### Exercise prompt:
Copy every entry precisely.

### Dataset records:
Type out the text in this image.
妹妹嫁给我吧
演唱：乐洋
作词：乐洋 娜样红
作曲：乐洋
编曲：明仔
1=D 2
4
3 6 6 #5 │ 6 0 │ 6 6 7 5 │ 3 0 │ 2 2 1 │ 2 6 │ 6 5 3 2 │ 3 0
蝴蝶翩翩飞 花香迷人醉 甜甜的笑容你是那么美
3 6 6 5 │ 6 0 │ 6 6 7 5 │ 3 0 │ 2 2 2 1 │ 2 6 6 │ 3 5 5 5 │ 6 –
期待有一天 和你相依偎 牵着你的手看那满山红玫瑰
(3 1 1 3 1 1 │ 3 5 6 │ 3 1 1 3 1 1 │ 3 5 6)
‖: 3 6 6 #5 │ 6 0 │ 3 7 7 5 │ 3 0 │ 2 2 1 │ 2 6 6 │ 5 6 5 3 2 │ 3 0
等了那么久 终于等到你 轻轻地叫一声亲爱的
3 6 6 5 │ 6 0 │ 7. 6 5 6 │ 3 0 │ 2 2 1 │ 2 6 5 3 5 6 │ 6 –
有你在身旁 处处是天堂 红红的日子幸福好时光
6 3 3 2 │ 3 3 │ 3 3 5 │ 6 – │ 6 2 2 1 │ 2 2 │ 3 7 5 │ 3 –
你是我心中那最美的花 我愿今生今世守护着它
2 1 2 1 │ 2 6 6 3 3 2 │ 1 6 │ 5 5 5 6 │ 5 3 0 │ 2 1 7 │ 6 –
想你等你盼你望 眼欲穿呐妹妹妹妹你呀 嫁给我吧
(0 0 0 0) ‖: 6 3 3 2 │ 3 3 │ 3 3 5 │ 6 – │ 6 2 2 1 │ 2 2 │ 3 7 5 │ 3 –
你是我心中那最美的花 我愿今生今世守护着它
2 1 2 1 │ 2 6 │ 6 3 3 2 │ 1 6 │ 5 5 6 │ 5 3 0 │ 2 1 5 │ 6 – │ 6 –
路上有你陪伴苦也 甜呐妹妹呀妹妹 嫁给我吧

### Output below:
Type out the text in this image.
妹妹嫁给我吧
演唱：乐洋
作词：乐洋 娜样红
作曲：乐洋
编曲：明仔
1=D 2
4
3 6 6 #5 │ 6 0 │ 6 6 7 5 │ 3 0 │ 2 2 1 │ 2 6 │ 6 5 3 2 │ 3 0
蝴蝶翩翩飞 花香迷人醉 甜甜的笑容你是那么美
3 6 6 5 │ 6 0 │ 6 6 7 5 │ 3 0 │ 2 2 2 1 │ 2 6 6 │ 3 5 5 5 │ 6 –
期待有一天 和你相依偎 牵着你的手看那满山红玫瑰
(3 1 1 3 1 1 │ 3 5 6 │ 3 1 1 3 1 1 │ 3 5 6)
‖: 3 6 6 #5 │ 6 0 │ 3 7 7 5 │ 3 0 │ 2 2 1 │ 2 6 6 │ 5 6 5 3 2 │ 3 0
等了那么久 终于等到你 轻轻地叫一声亲爱的
3 6 6 5 │ 6 0 │ 7. 6 5 6 │ 3 0 │ 2 2 1 │ 2 6 5 3 5 6 │ 6 –
有你在身旁 处处是天堂 红红的日子幸福好时光
6 3 3 2 │ 3 3 │ 3 3 5 │ 6 – │ 6 2 2 1 │ 2 2 │ 3 7 5 │ 3 –
你是我心中那最美的花 我愿今生今世守护着它
2 1 2 1 │ 2 6 6 3 3 2 │ 1 6 │ 5 5 5 6 │ 5 3 0 │ 2 1 7 │ 6 –
想你等你盼你望 眼欲穿呐妹妹妹妹你呀 嫁给我吧
(0 0 0 0) ‖: 6 3 3 2 │ 3 3 │ 3 3 5 │ 6 – │ 6 2 2 1 │ 2 2 │ 3 7 5 │ 3 –
你是我心中那最美的花 我愿今生今世守护着它
2 1 2 1 │ 2 6 │ 6 3 3 2 │ 1 6 │ 5 5 6 │ 5 3 0 │ 2 1 5 │ 6 – │ 6 –
路上有你陪伴苦也 甜呐妹妹呀妹妹 嫁给我吧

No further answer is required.